**RECORDS FOR THIS TASK:**
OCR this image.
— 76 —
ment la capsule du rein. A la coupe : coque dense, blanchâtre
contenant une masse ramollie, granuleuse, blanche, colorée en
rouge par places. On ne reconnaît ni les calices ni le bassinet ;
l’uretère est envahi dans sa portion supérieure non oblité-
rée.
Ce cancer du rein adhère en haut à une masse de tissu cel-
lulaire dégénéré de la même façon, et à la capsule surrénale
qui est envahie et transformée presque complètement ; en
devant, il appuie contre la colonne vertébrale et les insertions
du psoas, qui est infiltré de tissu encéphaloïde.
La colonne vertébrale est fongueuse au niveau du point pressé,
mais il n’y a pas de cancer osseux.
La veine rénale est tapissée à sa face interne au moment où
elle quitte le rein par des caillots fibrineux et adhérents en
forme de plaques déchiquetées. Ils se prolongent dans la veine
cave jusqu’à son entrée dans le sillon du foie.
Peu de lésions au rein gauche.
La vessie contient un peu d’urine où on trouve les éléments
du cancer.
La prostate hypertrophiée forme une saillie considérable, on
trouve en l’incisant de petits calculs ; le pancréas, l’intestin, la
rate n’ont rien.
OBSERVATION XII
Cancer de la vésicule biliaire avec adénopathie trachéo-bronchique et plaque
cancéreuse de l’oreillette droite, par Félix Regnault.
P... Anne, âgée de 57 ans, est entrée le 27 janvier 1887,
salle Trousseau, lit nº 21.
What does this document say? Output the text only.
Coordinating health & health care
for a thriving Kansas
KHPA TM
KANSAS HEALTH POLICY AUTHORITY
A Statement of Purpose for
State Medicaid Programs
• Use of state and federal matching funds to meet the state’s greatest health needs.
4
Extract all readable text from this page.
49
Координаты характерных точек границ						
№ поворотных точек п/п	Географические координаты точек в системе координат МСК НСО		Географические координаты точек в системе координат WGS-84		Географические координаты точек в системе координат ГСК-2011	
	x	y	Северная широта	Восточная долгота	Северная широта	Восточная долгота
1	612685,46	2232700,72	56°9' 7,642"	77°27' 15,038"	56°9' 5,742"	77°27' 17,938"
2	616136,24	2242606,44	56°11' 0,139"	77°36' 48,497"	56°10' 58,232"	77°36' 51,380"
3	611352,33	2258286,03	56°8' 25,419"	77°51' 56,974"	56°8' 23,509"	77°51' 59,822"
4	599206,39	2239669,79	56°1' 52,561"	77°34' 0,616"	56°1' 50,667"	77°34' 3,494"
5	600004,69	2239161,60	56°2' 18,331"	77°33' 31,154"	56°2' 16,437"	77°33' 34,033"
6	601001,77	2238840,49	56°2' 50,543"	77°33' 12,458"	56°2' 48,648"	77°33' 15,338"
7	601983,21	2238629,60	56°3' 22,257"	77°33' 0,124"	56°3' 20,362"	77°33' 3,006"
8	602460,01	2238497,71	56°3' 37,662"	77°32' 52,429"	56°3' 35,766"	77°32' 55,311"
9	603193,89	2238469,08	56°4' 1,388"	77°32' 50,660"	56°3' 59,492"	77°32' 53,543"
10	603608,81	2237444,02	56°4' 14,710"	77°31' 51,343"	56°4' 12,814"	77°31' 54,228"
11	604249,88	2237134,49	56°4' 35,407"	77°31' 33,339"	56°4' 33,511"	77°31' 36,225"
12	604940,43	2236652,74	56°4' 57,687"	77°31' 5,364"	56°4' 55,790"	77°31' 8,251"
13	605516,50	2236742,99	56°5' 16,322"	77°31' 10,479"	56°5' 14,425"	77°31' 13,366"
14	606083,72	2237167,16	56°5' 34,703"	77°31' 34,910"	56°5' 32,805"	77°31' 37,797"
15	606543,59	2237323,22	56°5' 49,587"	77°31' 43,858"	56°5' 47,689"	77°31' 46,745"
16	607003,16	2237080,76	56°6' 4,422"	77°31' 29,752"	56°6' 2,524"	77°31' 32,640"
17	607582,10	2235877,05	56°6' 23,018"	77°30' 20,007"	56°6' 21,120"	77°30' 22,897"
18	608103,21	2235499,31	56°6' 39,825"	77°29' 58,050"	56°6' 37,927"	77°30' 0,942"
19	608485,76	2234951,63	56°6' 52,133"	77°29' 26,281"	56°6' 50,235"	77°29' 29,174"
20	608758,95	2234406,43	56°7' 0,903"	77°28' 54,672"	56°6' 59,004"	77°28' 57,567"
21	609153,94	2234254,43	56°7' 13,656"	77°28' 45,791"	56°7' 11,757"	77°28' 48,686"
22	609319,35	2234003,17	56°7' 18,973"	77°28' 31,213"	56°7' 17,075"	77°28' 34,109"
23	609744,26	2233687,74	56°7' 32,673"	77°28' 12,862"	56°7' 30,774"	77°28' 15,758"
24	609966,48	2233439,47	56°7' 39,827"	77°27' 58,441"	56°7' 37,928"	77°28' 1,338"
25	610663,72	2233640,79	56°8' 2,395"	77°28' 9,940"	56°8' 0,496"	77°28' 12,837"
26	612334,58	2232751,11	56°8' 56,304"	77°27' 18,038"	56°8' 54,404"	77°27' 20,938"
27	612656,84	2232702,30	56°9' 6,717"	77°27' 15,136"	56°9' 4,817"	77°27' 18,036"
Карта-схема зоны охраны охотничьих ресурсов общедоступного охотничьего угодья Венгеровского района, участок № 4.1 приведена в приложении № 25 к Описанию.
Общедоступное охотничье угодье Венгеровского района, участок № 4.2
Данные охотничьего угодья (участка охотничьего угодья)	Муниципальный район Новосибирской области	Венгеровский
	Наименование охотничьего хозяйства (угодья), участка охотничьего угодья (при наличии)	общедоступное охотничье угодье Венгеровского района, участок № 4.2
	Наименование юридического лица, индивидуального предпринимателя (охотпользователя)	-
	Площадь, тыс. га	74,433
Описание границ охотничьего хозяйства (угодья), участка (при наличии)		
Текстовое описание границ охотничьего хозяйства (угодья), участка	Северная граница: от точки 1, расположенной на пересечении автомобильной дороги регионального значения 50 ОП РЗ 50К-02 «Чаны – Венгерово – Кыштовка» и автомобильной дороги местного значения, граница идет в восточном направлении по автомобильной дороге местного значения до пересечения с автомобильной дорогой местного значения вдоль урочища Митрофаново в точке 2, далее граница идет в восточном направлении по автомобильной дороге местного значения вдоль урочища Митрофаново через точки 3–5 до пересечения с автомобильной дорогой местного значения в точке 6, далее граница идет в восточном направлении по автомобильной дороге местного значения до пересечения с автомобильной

**PROBLEM TO SOLVE:** What is the number of lines above that contain "dans"? Answer with that number only.

**EXERCISE SOLUTION:** 3